### Record list

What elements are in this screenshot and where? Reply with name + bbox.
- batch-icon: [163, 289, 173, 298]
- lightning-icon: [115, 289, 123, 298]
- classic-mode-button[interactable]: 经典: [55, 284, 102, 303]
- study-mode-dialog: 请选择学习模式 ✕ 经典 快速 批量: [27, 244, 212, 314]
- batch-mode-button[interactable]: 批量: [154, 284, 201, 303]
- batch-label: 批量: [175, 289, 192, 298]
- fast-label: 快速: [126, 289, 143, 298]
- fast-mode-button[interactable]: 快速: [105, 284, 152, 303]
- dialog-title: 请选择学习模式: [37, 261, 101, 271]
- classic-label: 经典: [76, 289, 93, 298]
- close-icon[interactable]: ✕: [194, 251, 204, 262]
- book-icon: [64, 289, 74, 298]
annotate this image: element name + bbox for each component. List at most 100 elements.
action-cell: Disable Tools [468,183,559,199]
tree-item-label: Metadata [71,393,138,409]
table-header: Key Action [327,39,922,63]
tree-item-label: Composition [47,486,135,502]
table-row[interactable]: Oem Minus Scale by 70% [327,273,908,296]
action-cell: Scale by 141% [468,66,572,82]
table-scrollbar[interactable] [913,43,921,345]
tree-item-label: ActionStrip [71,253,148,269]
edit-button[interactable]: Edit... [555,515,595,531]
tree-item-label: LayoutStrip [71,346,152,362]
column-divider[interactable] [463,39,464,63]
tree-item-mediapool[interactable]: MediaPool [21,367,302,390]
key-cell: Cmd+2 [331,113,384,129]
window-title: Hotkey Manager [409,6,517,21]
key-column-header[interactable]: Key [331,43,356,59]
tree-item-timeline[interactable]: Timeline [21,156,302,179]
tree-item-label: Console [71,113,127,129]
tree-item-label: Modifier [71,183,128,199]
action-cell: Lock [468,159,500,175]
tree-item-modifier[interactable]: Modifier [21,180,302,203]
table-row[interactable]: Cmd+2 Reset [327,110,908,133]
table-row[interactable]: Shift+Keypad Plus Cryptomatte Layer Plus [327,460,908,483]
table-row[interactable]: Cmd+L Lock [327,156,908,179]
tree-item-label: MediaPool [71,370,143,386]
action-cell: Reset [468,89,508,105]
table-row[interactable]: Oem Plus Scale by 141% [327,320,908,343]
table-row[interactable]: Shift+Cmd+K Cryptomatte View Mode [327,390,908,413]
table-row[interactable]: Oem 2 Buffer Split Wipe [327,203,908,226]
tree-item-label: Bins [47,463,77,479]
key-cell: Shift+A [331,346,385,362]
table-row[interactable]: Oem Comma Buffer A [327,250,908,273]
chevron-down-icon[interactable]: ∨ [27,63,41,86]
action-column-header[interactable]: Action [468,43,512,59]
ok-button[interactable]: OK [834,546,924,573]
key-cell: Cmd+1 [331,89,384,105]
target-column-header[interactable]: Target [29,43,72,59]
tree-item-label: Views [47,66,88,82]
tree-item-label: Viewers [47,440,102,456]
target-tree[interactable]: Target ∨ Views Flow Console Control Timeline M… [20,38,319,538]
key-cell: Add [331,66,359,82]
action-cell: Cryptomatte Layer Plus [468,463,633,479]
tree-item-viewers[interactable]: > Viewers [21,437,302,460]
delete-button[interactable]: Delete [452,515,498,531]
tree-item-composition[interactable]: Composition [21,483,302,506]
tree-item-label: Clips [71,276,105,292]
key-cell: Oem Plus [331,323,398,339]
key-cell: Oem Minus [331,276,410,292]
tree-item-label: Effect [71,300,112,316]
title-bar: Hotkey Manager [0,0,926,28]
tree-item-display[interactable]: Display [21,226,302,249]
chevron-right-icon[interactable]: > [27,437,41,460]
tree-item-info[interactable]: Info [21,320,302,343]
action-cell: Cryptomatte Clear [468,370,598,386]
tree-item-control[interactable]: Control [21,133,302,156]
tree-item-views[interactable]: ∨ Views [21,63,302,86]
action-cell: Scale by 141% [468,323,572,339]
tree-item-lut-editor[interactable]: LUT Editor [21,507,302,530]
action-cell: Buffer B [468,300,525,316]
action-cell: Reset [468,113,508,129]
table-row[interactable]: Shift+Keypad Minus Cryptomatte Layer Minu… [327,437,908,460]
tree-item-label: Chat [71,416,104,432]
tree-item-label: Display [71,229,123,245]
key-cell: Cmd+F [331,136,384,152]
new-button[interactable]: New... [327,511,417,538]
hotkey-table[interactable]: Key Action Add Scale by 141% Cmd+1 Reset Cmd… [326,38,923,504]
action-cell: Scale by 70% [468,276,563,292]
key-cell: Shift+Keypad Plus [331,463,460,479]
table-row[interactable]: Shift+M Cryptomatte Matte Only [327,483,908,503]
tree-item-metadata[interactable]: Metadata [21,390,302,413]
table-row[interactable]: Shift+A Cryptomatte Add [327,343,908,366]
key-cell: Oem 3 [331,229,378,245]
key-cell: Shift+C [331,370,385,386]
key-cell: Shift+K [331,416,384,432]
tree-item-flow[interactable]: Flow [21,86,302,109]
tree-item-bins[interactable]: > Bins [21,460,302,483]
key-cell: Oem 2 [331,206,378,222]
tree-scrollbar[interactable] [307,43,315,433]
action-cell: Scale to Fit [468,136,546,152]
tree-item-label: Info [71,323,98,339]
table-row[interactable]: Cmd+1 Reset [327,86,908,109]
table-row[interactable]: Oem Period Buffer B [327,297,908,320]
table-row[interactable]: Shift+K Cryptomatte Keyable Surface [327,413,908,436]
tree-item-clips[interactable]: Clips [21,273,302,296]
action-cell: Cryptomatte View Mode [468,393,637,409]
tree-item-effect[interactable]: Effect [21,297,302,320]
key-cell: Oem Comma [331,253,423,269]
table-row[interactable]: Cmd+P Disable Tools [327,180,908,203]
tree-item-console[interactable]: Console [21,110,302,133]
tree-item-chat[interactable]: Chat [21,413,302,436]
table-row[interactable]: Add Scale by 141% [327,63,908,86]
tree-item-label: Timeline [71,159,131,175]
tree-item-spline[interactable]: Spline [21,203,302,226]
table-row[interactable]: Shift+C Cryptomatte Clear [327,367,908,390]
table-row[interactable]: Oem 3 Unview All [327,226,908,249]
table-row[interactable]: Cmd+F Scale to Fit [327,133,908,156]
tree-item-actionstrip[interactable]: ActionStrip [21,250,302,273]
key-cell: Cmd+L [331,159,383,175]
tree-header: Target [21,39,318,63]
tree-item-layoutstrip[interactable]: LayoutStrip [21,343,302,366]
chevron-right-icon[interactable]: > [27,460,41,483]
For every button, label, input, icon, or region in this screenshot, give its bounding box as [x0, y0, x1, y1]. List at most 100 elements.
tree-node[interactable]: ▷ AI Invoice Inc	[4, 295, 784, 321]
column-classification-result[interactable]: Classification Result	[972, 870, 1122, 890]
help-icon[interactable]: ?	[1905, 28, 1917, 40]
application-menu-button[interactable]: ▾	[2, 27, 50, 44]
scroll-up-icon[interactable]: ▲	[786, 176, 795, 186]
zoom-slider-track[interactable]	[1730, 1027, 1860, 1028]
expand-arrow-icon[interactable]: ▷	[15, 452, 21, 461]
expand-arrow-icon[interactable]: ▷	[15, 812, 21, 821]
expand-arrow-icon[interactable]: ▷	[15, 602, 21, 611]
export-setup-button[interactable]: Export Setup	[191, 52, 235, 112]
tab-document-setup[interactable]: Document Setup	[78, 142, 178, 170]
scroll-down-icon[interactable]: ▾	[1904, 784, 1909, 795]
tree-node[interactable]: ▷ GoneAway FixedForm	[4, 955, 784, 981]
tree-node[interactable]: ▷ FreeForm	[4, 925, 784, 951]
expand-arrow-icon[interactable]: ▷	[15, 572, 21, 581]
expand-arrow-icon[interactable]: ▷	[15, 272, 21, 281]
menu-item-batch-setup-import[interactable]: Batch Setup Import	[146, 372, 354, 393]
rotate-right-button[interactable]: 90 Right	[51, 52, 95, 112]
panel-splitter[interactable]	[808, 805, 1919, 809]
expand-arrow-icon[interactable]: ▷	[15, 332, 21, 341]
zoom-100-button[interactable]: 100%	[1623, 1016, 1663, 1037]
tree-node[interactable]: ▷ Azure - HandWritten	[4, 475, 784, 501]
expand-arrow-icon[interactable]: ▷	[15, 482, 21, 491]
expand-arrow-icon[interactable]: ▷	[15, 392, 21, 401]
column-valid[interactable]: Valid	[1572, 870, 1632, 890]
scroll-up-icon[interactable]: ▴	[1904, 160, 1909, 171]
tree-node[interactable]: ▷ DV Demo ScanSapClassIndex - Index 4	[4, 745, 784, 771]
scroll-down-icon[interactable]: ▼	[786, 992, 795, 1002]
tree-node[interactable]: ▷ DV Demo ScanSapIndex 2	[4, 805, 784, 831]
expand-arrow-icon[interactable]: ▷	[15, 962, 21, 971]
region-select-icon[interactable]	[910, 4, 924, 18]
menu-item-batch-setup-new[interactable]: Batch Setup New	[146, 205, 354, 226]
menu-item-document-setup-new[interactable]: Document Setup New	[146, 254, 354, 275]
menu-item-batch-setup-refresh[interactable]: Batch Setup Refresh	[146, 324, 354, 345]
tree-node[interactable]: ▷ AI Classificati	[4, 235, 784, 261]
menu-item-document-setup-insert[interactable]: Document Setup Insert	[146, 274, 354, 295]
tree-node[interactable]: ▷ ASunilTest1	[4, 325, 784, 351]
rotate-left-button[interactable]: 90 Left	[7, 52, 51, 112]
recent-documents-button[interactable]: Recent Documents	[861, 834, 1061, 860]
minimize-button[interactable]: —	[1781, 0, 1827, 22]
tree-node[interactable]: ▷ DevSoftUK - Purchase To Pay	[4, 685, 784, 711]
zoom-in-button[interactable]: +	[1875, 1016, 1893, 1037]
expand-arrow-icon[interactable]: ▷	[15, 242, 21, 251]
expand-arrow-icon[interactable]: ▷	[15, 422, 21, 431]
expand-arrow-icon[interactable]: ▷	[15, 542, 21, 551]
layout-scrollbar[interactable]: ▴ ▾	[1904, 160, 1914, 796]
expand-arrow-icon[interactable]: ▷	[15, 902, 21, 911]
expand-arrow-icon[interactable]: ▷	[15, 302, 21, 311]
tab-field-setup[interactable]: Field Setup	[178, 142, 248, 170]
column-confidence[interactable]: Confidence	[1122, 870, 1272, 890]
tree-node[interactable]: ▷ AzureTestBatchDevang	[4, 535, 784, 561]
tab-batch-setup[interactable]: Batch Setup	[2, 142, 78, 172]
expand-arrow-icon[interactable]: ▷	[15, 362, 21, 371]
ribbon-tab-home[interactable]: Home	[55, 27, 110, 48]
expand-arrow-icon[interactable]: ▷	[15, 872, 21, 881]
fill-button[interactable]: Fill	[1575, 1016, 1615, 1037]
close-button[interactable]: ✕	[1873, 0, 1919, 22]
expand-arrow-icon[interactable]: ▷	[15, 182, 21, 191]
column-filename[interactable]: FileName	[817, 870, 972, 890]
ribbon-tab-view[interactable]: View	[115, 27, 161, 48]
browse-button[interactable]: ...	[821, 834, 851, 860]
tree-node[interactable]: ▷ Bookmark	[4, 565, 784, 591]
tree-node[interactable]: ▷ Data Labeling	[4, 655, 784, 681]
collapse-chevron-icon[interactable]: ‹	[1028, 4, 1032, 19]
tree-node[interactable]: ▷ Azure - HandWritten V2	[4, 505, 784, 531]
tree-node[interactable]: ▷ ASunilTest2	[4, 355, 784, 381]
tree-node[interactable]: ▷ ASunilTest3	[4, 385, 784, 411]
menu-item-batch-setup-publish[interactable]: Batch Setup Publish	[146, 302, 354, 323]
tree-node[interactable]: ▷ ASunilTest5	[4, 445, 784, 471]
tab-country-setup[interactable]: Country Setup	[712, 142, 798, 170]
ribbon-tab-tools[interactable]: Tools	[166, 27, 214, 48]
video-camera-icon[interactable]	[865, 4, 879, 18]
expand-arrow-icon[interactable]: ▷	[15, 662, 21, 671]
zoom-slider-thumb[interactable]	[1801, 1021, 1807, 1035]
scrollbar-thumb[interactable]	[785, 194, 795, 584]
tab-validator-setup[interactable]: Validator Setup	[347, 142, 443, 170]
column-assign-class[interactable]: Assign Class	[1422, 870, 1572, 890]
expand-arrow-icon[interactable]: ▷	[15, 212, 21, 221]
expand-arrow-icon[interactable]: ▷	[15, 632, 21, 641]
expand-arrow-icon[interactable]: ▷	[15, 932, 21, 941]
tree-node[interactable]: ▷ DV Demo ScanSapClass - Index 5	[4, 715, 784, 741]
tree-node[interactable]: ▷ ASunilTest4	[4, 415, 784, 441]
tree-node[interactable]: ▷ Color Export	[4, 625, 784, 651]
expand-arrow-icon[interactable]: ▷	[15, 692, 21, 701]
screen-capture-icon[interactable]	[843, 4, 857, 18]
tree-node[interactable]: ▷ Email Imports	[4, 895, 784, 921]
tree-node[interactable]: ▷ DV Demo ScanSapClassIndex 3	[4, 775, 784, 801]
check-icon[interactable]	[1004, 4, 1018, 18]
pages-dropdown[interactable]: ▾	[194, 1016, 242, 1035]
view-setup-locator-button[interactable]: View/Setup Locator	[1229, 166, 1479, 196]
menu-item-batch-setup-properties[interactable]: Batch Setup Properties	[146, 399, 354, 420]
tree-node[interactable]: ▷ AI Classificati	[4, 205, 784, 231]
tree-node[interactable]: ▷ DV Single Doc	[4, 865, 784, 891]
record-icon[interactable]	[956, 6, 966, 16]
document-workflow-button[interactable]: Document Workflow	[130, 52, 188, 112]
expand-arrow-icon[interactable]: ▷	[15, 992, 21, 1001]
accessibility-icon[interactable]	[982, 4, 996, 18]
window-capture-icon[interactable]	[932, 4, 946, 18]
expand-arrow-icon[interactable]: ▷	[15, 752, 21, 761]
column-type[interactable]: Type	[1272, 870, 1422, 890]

### What you are asked to do
Reproduce everything from the first of the lines above down to the line containing "table-row[interactable]: Cmd+2 Reset", including that line, with each line unchanged.

### Problem solution
What elements are in this screenshot and where? Reply with name + bbox.
- batch-icon: [163, 289, 173, 298]
- lightning-icon: [115, 289, 123, 298]
- classic-mode-button[interactable]: 经典: [55, 284, 102, 303]
- study-mode-dialog: 请选择学习模式 ✕ 经典 快速 批量: [27, 244, 212, 314]
- batch-mode-button[interactable]: 批量: [154, 284, 201, 303]
- batch-label: 批量: [175, 289, 192, 298]
- fast-label: 快速: [126, 289, 143, 298]
- fast-mode-button[interactable]: 快速: [105, 284, 152, 303]
- dialog-title: 请选择学习模式: [37, 261, 101, 271]
- classic-label: 经典: [76, 289, 93, 298]
- close-icon[interactable]: ✕: [194, 251, 204, 262]
- book-icon: [64, 289, 74, 298]
annotate this image: element name + bbox for each component. List at most 100 elements.
action-cell: Disable Tools [468,183,559,199]
tree-item-label: Metadata [71,393,138,409]
table-header: Key Action [327,39,922,63]
tree-item-label: Composition [47,486,135,502]
table-row[interactable]: Oem Minus Scale by 70% [327,273,908,296]
action-cell: Scale by 141% [468,66,572,82]
table-scrollbar[interactable] [913,43,921,345]
tree-item-label: ActionStrip [71,253,148,269]
edit-button[interactable]: Edit... [555,515,595,531]
tree-item-label: LayoutStrip [71,346,152,362]
column-divider[interactable] [463,39,464,63]
tree-item-mediapool[interactable]: MediaPool [21,367,302,390]
key-cell: Cmd+2 [331,113,384,129]
window-title: Hotkey Manager [409,6,517,21]
key-column-header[interactable]: Key [331,43,356,59]
tree-item-timeline[interactable]: Timeline [21,156,302,179]
tree-item-label: Console [71,113,127,129]
tree-item-label: Modifier [71,183,128,199]
action-cell: Lock [468,159,500,175]
tree-item-modifier[interactable]: Modifier [21,180,302,203]
table-row[interactable]: Cmd+2 Reset [327,110,908,133]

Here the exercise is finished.